┌──

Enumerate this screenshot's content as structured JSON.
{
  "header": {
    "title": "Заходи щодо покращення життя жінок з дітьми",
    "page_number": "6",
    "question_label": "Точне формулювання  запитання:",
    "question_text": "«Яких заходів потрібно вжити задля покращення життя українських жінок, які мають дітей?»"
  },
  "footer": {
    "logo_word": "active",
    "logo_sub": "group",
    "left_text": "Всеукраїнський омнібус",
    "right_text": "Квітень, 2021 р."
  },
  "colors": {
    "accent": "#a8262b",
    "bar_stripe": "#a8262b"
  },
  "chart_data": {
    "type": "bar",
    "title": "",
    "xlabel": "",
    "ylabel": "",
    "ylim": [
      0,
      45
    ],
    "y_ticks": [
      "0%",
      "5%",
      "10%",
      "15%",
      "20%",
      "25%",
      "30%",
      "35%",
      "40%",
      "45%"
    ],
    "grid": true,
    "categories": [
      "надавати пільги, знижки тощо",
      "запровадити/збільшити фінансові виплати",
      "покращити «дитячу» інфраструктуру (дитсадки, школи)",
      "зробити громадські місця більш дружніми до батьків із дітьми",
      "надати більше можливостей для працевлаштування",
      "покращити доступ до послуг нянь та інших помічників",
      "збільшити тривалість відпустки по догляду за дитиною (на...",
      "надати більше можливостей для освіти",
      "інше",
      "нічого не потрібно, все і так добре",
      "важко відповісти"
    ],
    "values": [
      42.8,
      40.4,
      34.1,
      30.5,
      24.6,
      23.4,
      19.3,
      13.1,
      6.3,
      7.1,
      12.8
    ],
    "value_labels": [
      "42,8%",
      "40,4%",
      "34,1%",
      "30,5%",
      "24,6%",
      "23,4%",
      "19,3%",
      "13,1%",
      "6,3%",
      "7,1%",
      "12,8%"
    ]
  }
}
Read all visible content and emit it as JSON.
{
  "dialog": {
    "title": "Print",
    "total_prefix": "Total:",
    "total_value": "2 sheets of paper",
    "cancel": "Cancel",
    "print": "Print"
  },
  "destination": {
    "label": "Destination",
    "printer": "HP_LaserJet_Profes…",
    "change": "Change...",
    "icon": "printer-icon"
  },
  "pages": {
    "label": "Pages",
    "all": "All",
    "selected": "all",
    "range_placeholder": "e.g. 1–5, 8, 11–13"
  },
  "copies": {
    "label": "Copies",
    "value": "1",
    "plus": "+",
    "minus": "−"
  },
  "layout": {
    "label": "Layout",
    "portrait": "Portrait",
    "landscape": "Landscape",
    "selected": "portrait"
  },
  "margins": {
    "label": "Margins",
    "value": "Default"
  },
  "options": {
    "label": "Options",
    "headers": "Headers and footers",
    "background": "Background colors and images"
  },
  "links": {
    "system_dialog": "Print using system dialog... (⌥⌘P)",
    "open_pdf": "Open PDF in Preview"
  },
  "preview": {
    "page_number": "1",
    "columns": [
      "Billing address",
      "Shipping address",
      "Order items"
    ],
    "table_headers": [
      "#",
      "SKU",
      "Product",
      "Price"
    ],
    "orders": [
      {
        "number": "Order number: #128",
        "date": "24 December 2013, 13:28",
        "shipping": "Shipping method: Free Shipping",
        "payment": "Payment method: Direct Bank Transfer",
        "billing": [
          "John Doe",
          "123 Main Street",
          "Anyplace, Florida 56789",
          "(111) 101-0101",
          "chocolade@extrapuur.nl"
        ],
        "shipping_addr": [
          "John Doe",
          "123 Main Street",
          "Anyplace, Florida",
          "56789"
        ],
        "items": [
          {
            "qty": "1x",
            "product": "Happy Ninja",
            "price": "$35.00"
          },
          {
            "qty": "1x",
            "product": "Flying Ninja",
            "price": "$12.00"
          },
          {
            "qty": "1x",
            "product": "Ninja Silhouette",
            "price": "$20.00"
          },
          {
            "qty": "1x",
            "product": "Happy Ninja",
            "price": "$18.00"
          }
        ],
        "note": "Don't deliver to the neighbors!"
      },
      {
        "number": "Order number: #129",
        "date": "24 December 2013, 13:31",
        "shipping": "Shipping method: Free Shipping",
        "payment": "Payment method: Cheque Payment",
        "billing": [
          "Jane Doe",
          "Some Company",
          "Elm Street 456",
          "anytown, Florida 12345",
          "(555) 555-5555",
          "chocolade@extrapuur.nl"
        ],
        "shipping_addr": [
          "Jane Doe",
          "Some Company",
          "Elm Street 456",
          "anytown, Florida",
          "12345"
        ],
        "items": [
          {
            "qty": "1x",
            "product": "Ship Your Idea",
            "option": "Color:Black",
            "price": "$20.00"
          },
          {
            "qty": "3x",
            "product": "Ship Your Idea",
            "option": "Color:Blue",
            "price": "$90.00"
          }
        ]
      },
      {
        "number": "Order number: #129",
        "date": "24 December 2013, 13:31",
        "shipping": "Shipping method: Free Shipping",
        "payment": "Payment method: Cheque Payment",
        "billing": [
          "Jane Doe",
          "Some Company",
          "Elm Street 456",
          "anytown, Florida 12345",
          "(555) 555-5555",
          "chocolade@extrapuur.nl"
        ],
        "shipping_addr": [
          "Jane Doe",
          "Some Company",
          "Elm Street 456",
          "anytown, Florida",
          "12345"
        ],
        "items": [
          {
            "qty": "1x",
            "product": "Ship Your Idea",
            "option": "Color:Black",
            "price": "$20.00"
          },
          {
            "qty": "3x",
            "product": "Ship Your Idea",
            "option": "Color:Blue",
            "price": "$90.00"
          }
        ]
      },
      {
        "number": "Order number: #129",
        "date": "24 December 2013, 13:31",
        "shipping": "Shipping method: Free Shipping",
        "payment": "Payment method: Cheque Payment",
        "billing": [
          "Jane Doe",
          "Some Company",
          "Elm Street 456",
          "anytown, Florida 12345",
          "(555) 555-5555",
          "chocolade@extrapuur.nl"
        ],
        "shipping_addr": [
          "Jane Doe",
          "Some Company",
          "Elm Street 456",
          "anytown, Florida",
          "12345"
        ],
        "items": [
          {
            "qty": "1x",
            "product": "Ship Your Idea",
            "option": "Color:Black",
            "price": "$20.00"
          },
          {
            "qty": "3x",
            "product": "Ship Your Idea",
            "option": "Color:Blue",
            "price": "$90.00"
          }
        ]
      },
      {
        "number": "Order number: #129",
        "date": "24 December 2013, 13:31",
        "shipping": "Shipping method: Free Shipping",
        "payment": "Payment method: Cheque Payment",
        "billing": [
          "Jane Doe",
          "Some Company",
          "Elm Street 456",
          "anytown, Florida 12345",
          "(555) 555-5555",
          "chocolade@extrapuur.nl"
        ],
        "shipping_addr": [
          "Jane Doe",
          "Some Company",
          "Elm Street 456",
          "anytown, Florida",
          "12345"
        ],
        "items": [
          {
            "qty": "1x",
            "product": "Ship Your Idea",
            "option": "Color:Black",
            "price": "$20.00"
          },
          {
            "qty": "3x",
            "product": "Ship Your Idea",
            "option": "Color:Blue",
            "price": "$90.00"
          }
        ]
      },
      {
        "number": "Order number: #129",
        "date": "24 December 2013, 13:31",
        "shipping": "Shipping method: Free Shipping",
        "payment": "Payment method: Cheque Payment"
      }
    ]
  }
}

└──

## Exercise requirements
Every line of the data above should be copied exactly.

## Exercise solution
Enumerate this screenshot's content as structured JSON.
{
  "header": {
    "title": "Заходи щодо покращення життя жінок з дітьми",
    "page_number": "6",
    "question_label": "Точне формулювання  запитання:",
    "question_text": "«Яких заходів потрібно вжити задля покращення життя українських жінок, які мають дітей?»"
  },
  "footer": {
    "logo_word": "active",
    "logo_sub": "group",
    "left_text": "Всеукраїнський омнібус",
    "right_text": "Квітень, 2021 р."
  },
  "colors": {
    "accent": "#a8262b",
    "bar_stripe": "#a8262b"
  },
  "chart_data": {
    "type": "bar",
    "title": "",
    "xlabel": "",
    "ylabel": "",
    "ylim": [
      0,
      45
    ],
    "y_ticks": [
      "0%",
      "5%",
      "10%",
      "15%",
      "20%",
      "25%",
      "30%",
      "35%",
      "40%",
      "45%"
    ],
    "grid": true,
    "categories": [
      "надавати пільги, знижки тощо",
      "запровадити/збільшити фінансові виплати",
      "покращити «дитячу» інфраструктуру (дитсадки, школи)",
      "зробити громадські місця більш дружніми до батьків із дітьми",
      "надати більше можливостей для працевлаштування",
      "покращити доступ до послуг нянь та інших помічників",
      "збільшити тривалість відпустки по догляду за дитиною (на...",
      "надати більше можливостей для освіти",
      "інше",
      "нічого не потрібно, все і так добре",
      "важко відповісти"
    ],
    "values": [
      42.8,
      40.4,
      34.1,
      30.5,
      24.6,
      23.4,
      19.3,
      13.1,
      6.3,
      7.1,
      12.8
    ],
    "value_labels": [
      "42,8%",
      "40,4%",
      "34,1%",
      "30,5%",
      "24,6%",
      "23,4%",
      "19,3%",
      "13,1%",
      "6,3%",
      "7,1%",
      "12,8%"
    ]
  }
}
Read all visible content and emit it as JSON.
{
  "dialog": {
    "title": "Print",
    "total_prefix": "Total:",
    "total_value": "2 sheets of paper",
    "cancel": "Cancel",
    "print": "Print"
  },
  "destination": {
    "label": "Destination",
    "printer": "HP_LaserJet_Profes…",
    "change": "Change...",
    "icon": "printer-icon"
  },
  "pages": {
    "label": "Pages",
    "all": "All",
    "selected": "all",
    "range_placeholder": "e.g. 1–5, 8, 11–13"
  },
  "copies": {
    "label": "Copies",
    "value": "1",
    "plus": "+",
    "minus": "−"
  },
  "layout": {
    "label": "Layout",
    "portrait": "Portrait",
    "landscape": "Landscape",
    "selected": "portrait"
  },
  "margins": {
    "label": "Margins",
    "value": "Default"
  },
  "options": {
    "label": "Options",
    "headers": "Headers and footers",
    "background": "Background colors and images"
  },
  "links": {
    "system_dialog": "Print using system dialog... (⌥⌘P)",
    "open_pdf": "Open PDF in Preview"
  },
  "preview": {
    "page_number": "1",
    "columns": [
      "Billing address",
      "Shipping address",
      "Order items"
    ],
    "table_headers": [
      "#",
      "SKU",
      "Product",
      "Price"
    ],
    "orders": [
      {
        "number": "Order number: #128",
        "date": "24 December 2013, 13:28",
        "shipping": "Shipping method: Free Shipping",
        "payment": "Payment method: Direct Bank Transfer",
        "billing": [
          "John Doe",
          "123 Main Street",
          "Anyplace, Florida 56789",
          "(111) 101-0101",
          "chocolade@extrapuur.nl"
        ],
        "shipping_addr": [
          "John Doe",
          "123 Main Street",
          "Anyplace, Florida",
          "56789"
        ],
        "items": [
          {
            "qty": "1x",
            "product": "Happy Ninja",
            "price": "$35.00"
          },
          {
            "qty": "1x",
            "product": "Flying Ninja",
            "price": "$12.00"
          },
          {
            "qty": "1x",
            "product": "Ninja Silhouette",
            "price": "$20.00"
          },
          {
            "qty": "1x",
            "product": "Happy Ninja",
            "price": "$18.00"
          }
        ],
        "note": "Don't deliver to the neighbors!"
      },
      {
        "number": "Order number: #129",
        "date": "24 December 2013, 13:31",
        "shipping": "Shipping method: Free Shipping",
        "payment": "Payment method: Cheque Payment",
        "billing": [
          "Jane Doe",
          "Some Company",
          "Elm Street 456",
          "anytown, Florida 12345",
          "(555) 555-5555",
          "chocolade@extrapuur.nl"
        ],
        "shipping_addr": [
          "Jane Doe",
          "Some Company",
          "Elm Street 456",
          "anytown, Florida",
          "12345"
        ],
        "items": [
          {
            "qty": "1x",
            "product": "Ship Your Idea",
            "option": "Color:Black",
            "price": "$20.00"
          },
          {
            "qty": "3x",
            "product": "Ship Your Idea",
            "option": "Color:Blue",
            "price": "$90.00"
          }
        ]
      },
      {
        "number": "Order number: #129",
        "date": "24 December 2013, 13:31",
        "shipping": "Shipping method: Free Shipping",
        "payment": "Payment method: Cheque Payment",
        "billing": [
          "Jane Doe",
          "Some Company",
          "Elm Street 456",
          "anytown, Florida 12345",
          "(555) 555-5555",
          "chocolade@extrapuur.nl"
        ],
        "shipping_addr": [
          "Jane Doe",
          "Some Company",
          "Elm Street 456",
          "anytown, Florida",
          "12345"
        ],
        "items": [
          {
            "qty": "1x",
            "product": "Ship Your Idea",
            "option": "Color:Black",
            "price": "$20.00"
          },
          {
            "qty": "3x",
            "product": "Ship Your Idea",
            "option": "Color:Blue",
            "price": "$90.00"
          }
        ]
      },
      {
        "number": "Order number: #129",
        "date": "24 December 2013, 13:31",
        "shipping": "Shipping method: Free Shipping",
        "payment": "Payment method: Cheque Payment",
        "billing": [
          "Jane Doe",
          "Some Company",
          "Elm Street 456",
          "anytown, Florida 12345",
          "(555) 555-5555",
          "chocolade@extrapuur.nl"
        ],
        "shipping_addr": [
          "Jane Doe",
          "Some Company",
          "Elm Street 456",
          "anytown, Florida",
          "12345"
        ],
        "items": [
          {
            "qty": "1x",
            "product": "Ship Your Idea",
            "option": "Color:Black",
            "price": "$20.00"
          },
          {
            "qty": "3x",
            "product": "Ship Your Idea",
            "option": "Color:Blue",
            "price": "$90.00"
          }
        ]
      },
      {
        "number": "Order number: #129",
        "date": "24 December 2013, 13:31",
        "shipping": "Shipping method: Free Shipping",
        "payment": "Payment method: Cheque Payment",
        "billing": [
          "Jane Doe",
          "Some Company",
          "Elm Street 456",
          "anytown, Florida 12345",
          "(555) 555-5555",
          "chocolade@extrapuur.nl"
        ],
        "shipping_addr": [
          "Jane Doe",
          "Some Company",
          "Elm Street 456",
          "anytown, Florida",
          "12345"
        ],
        "items": [
          {
            "qty": "1x",
            "product": "Ship Your Idea",
            "option": "Color:Black",
            "price": "$20.00"
          },
          {
            "qty": "3x",
            "product": "Ship Your Idea",
            "option": "Color:Blue",
            "price": "$90.00"
          }
        ]
      },
      {
        "number": "Order number: #129",
        "date": "24 December 2013, 13:31",
        "shipping": "Shipping method: Free Shipping",
        "payment": "Payment method: Cheque Payment"
      }
    ]
  }
}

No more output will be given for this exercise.